• **Exercise**
Leave out the pictures and reproduce all of the data exactly.

Some records
......
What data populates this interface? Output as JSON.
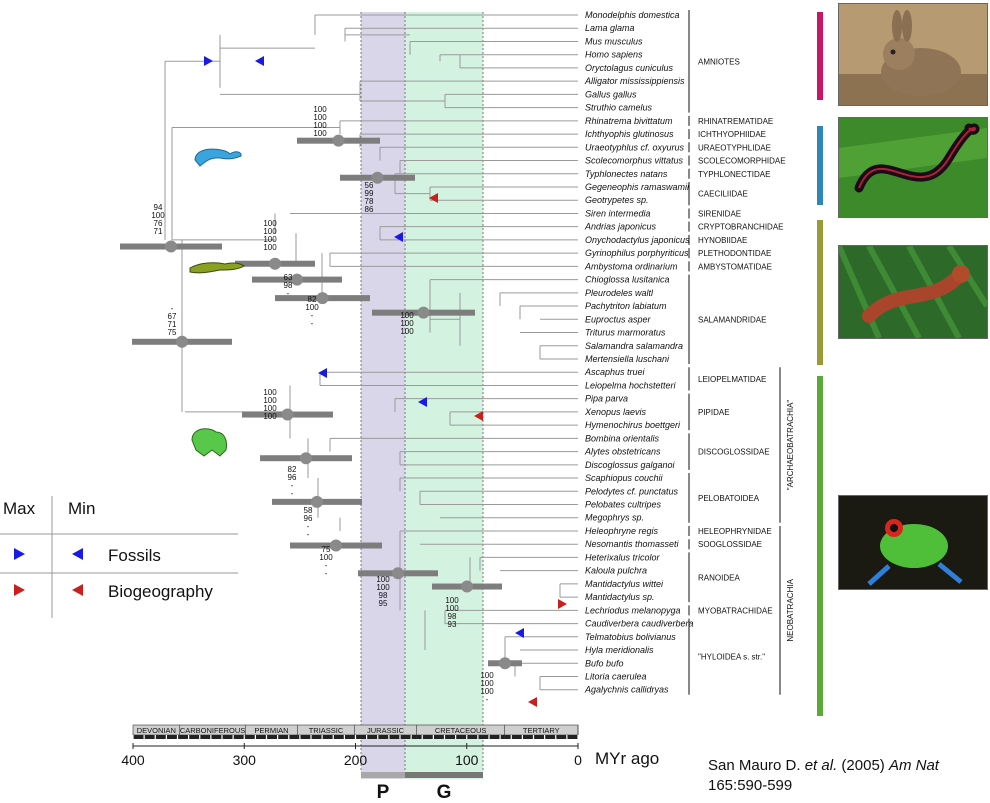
{
  "taxa": [
    "Monodelphis domestica",
    "Lama glama",
    "Mus musculus",
    "Homo sapiens",
    "Oryctolagus cuniculus",
    "Alligator mississippiensis",
    "Gallus gallus",
    "Struthio camelus",
    "Rhinatrema bivittatum",
    "Ichthyophis glutinosus",
    "Uraeotyphlus cf. oxyurus",
    "Scolecomorphus vittatus",
    "Typhlonectes natans",
    "Gegeneophis ramaswamii",
    "Geotrypetes sp.",
    "Siren intermedia",
    "Andrias japonicus",
    "Onychodactylus japonicus",
    "Gyrinophilus porphyriticus",
    "Ambystoma ordinarium",
    "Chioglossa lusitanica",
    "Pleurodeles waltl",
    "Pachytriton labiatum",
    "Euproctus asper",
    "Triturus marmoratus",
    "Salamandra salamandra",
    "Mertensiella luschani",
    "Ascaphus truei",
    "Leiopelma hochstetteri",
    "Pipa parva",
    "Xenopus laevis",
    "Hymenochirus boettgeri",
    "Bombina orientalis",
    "Alytes obstetricans",
    "Discoglossus galganoi",
    "Scaphiopus couchii",
    "Pelodytes cf. punctatus",
    "Pelobates cultripes",
    "Megophrys sp.",
    "Heleophryne regis",
    "Nesomantis thomasseti",
    "Heterixalus tricolor",
    "Kaloula pulchra",
    "Mantidactylus wittei",
    "Mantidactylus sp.",
    "Lechriodus melanopyga",
    "Caudiverbera caudiverbera",
    "Telmatobius bolivianus",
    "Hyla meridionalis",
    "Bufo bufo",
    "Litoria caerulea",
    "Agalychnis callidryas"
  ],
  "families": [
    {
      "label": "AMNIOTES",
      "first": 0,
      "last": 7
    },
    {
      "label": "RHINATREMATIDAE",
      "first": 8,
      "last": 8
    },
    {
      "label": "ICHTHYOPHIIDAE",
      "first": 9,
      "last": 9
    },
    {
      "label": "URAEOTYPHLIDAE",
      "first": 10,
      "last": 10
    },
    {
      "label": "SCOLECOMORPHIDAE",
      "first": 11,
      "last": 11
    },
    {
      "label": "TYPHLONECTIDAE",
      "first": 12,
      "last": 12
    },
    {
      "label": "CAECILIIDAE",
      "first": 13,
      "last": 14
    },
    {
      "label": "SIRENIDAE",
      "first": 15,
      "last": 15
    },
    {
      "label": "CRYPTOBRANCHIDAE",
      "first": 16,
      "last": 16
    },
    {
      "label": "HYNOBIIDAE",
      "first": 17,
      "last": 17
    },
    {
      "label": "PLETHODONTIDAE",
      "first": 18,
      "last": 18
    },
    {
      "label": "AMBYSTOMATIDAE",
      "first": 19,
      "last": 19
    },
    {
      "label": "SALAMANDRIDAE",
      "first": 20,
      "last": 26
    },
    {
      "label": "LEIOPELMATIDAE",
      "first": 27,
      "last": 28
    },
    {
      "label": "PIPIDAE",
      "first": 29,
      "last": 31
    },
    {
      "label": "DISCOGLOSSIDAE",
      "first": 32,
      "last": 34
    },
    {
      "label": "PELOBATOIDEA",
      "first": 35,
      "last": 38
    },
    {
      "label": "HELEOPHRYNIDAE",
      "first": 39,
      "last": 39
    },
    {
      "label": "SOOGLOSSIDAE",
      "first": 40,
      "last": 40
    },
    {
      "label": "RANOIDEA",
      "first": 41,
      "last": 44
    },
    {
      "label": "MYOBATRACHIDAE",
      "first": 45,
      "last": 45
    },
    {
      "label": "\"HYLOIDEA s. str.\"",
      "first": 46,
      "last": 51
    }
  ],
  "superclades": [
    {
      "label": "\"ARCHAEOBATRACHIA\"",
      "first": 27,
      "last": 38
    },
    {
      "label": "NEOBATRACHIA",
      "first": 39,
      "last": 51
    }
  ],
  "support_labels": [
    {
      "lines": [
        "100",
        "100",
        "100",
        "100"
      ]
    },
    {
      "lines": [
        "56",
        "99",
        "78",
        "86"
      ]
    },
    {
      "lines": [
        "94",
        "100",
        "76",
        "71"
      ]
    },
    {
      "lines": [
        "100",
        "100",
        "100",
        "100"
      ]
    },
    {
      "lines": [
        "63",
        "98",
        "-"
      ]
    },
    {
      "lines": [
        "82",
        "100",
        "-",
        "-"
      ]
    },
    {
      "lines": [
        "100",
        "100",
        "100"
      ]
    },
    {
      "lines": [
        "-",
        "67",
        "71",
        "75"
      ]
    },
    {
      "lines": [
        "100",
        "100",
        "100",
        "100"
      ]
    },
    {
      "lines": [
        "82",
        "96",
        "-",
        "-"
      ]
    },
    {
      "lines": [
        "58",
        "96",
        "-",
        "-"
      ]
    },
    {
      "lines": [
        "75",
        "100",
        "-",
        "-"
      ]
    },
    {
      "lines": [
        "100",
        "100",
        "98",
        "95"
      ]
    },
    {
      "lines": [
        "100",
        "100",
        "98",
        "93"
      ]
    },
    {
      "lines": [
        "100",
        "100",
        "100",
        "-"
      ]
    }
  ],
  "periods": [
    "DEVONIAN",
    "CARBONIFEROUS",
    "PERMIAN",
    "TRIASSIC",
    "JURASSIC",
    "CRETACEOUS",
    "TERTIARY"
  ],
  "axis": {
    "ticks": [
      "400",
      "300",
      "200",
      "100",
      "0"
    ],
    "unit": "MYr ago"
  },
  "bands": {
    "p_label": "P",
    "g_label": "G",
    "p_color": "#dad6ea",
    "g_color": "#d4f2e0"
  },
  "legend": {
    "max_header": "Max",
    "min_header": "Min",
    "fossils_label": "Fossils",
    "biogeography_label": "Biogeography",
    "fossil_color": "#1a1ae6",
    "biogeography_color": "#c8201c"
  },
  "clade_bars": {
    "amniotes": "#c8176a",
    "caecilians": "#2f86b8",
    "salamanders": "#9a9a36",
    "frogs": "#5aaa3a"
  },
  "citation": {
    "authors": "San Mauro D.",
    "etal": "et al.",
    "year": "(2005)",
    "journal": "Am Nat",
    "ref": "165:590-599"
  },
  "photos": [
    {
      "name": "rabbit-photo"
    },
    {
      "name": "caecilian-photo"
    },
    {
      "name": "salamander-photo"
    },
    {
      "name": "treefrog-photo"
    }
  ]
}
......
• **The reply**
What data populates this interface? Output as JSON.
{
  "taxa": [
    "Monodelphis domestica",
    "Lama glama",
    "Mus musculus",
    "Homo sapiens",
    "Oryctolagus cuniculus",
    "Alligator mississippiensis",
    "Gallus gallus",
    "Struthio camelus",
    "Rhinatrema bivittatum",
    "Ichthyophis glutinosus",
    "Uraeotyphlus cf. oxyurus",
    "Scolecomorphus vittatus",
    "Typhlonectes natans",
    "Gegeneophis ramaswamii",
    "Geotrypetes sp.",
    "Siren intermedia",
    "Andrias japonicus",
    "Onychodactylus japonicus",
    "Gyrinophilus porphyriticus",
    "Ambystoma ordinarium",
    "Chioglossa lusitanica",
    "Pleurodeles waltl",
    "Pachytriton labiatum",
    "Euproctus asper",
    "Triturus marmoratus",
    "Salamandra salamandra",
    "Mertensiella luschani",
    "Ascaphus truei",
    "Leiopelma hochstetteri",
    "Pipa parva",
    "Xenopus laevis",
    "Hymenochirus boettgeri",
    "Bombina orientalis",
    "Alytes obstetricans",
    "Discoglossus galganoi",
    "Scaphiopus couchii",
    "Pelodytes cf. punctatus",
    "Pelobates cultripes",
    "Megophrys sp.",
    "Heleophryne regis",
    "Nesomantis thomasseti",
    "Heterixalus tricolor",
    "Kaloula pulchra",
    "Mantidactylus wittei",
    "Mantidactylus sp.",
    "Lechriodus melanopyga",
    "Caudiverbera caudiverbera",
    "Telmatobius bolivianus",
    "Hyla meridionalis",
    "Bufo bufo",
    "Litoria caerulea",
    "Agalychnis callidryas"
  ],
  "families": [
    {
      "label": "AMNIOTES",
      "first": 0,
      "last": 7
    },
    {
      "label": "RHINATREMATIDAE",
      "first": 8,
      "last": 8
    },
    {
      "label": "ICHTHYOPHIIDAE",
      "first": 9,
      "last": 9
    },
    {
      "label": "URAEOTYPHLIDAE",
      "first": 10,
      "last": 10
    },
    {
      "label": "SCOLECOMORPHIDAE",
      "first": 11,
      "last": 11
    },
    {
      "label": "TYPHLONECTIDAE",
      "first": 12,
      "last": 12
    },
    {
      "label": "CAECILIIDAE",
      "first": 13,
      "last": 14
    },
    {
      "label": "SIRENIDAE",
      "first": 15,
      "last": 15
    },
    {
      "label": "CRYPTOBRANCHIDAE",
      "first": 16,
      "last": 16
    },
    {
      "label": "HYNOBIIDAE",
      "first": 17,
      "last": 17
    },
    {
      "label": "PLETHODONTIDAE",
      "first": 18,
      "last": 18
    },
    {
      "label": "AMBYSTOMATIDAE",
      "first": 19,
      "last": 19
    },
    {
      "label": "SALAMANDRIDAE",
      "first": 20,
      "last": 26
    },
    {
      "label": "LEIOPELMATIDAE",
      "first": 27,
      "last": 28
    },
    {
      "label": "PIPIDAE",
      "first": 29,
      "last": 31
    },
    {
      "label": "DISCOGLOSSIDAE",
      "first": 32,
      "last": 34
    },
    {
      "label": "PELOBATOIDEA",
      "first": 35,
      "last": 38
    },
    {
      "label": "HELEOPHRYNIDAE",
      "first": 39,
      "last": 39
    },
    {
      "label": "SOOGLOSSIDAE",
      "first": 40,
      "last": 40
    },
    {
      "label": "RANOIDEA",
      "first": 41,
      "last": 44
    },
    {
      "label": "MYOBATRACHIDAE",
      "first": 45,
      "last": 45
    },
    {
      "label": "\"HYLOIDEA s. str.\"",
      "first": 46,
      "last": 51
    }
  ],
  "superclades": [
    {
      "label": "\"ARCHAEOBATRACHIA\"",
      "first": 27,
      "last": 38
    },
    {
      "label": "NEOBATRACHIA",
      "first": 39,
      "last": 51
    }
  ],
  "support_labels": [
    {
      "lines": [
        "100",
        "100",
        "100",
        "100"
      ]
    },
    {
      "lines": [
        "56",
        "99",
        "78",
        "86"
      ]
    },
    {
      "lines": [
        "94",
        "100",
        "76",
        "71"
      ]
    },
    {
      "lines": [
        "100",
        "100",
        "100",
        "100"
      ]
    },
    {
      "lines": [
        "63",
        "98",
        "-"
      ]
    },
    {
      "lines": [
        "82",
        "100",
        "-",
        "-"
      ]
    },
    {
      "lines": [
        "100",
        "100",
        "100"
      ]
    },
    {
      "lines": [
        "-",
        "67",
        "71",
        "75"
      ]
    },
    {
      "lines": [
        "100",
        "100",
        "100",
        "100"
      ]
    },
    {
      "lines": [
        "82",
        "96",
        "-",
        "-"
      ]
    },
    {
      "lines": [
        "58",
        "96",
        "-",
        "-"
      ]
    },
    {
      "lines": [
        "75",
        "100",
        "-",
        "-"
      ]
    },
    {
      "lines": [
        "100",
        "100",
        "98",
        "95"
      ]
    },
    {
      "lines": [
        "100",
        "100",
        "98",
        "93"
      ]
    },
    {
      "lines": [
        "100",
        "100",
        "100",
        "-"
      ]
    }
  ],
  "periods": [
    "DEVONIAN",
    "CARBONIFEROUS",
    "PERMIAN",
    "TRIASSIC",
    "JURASSIC",
    "CRETACEOUS",
    "TERTIARY"
  ],
  "axis": {
    "ticks": [
      "400",
      "300",
      "200",
      "100",
      "0"
    ],
    "unit": "MYr ago"
  },
  "bands": {
    "p_label": "P",
    "g_label": "G",
    "p_color": "#dad6ea",
    "g_color": "#d4f2e0"
  },
  "legend": {
    "max_header": "Max",
    "min_header": "Min",
    "fossils_label": "Fossils",
    "biogeography_label": "Biogeography",
    "fossil_color": "#1a1ae6",
    "biogeography_color": "#c8201c"
  },
  "clade_bars": {
    "amniotes": "#c8176a",
    "caecilians": "#2f86b8",
    "salamanders": "#9a9a36",
    "frogs": "#5aaa3a"
  },
  "citation": {
    "authors": "San Mauro D.",
    "etal": "et al.",
    "year": "(2005)",
    "journal": "Am Nat",
    "ref": "165:590-599"
  },
  "photos": [
    {
      "name": "rabbit-photo"
    },
    {
      "name": "caecilian-photo"
    },
    {
      "name": "salamander-photo"
    },
    {
      "name": "treefrog-photo"
    }
  ]
}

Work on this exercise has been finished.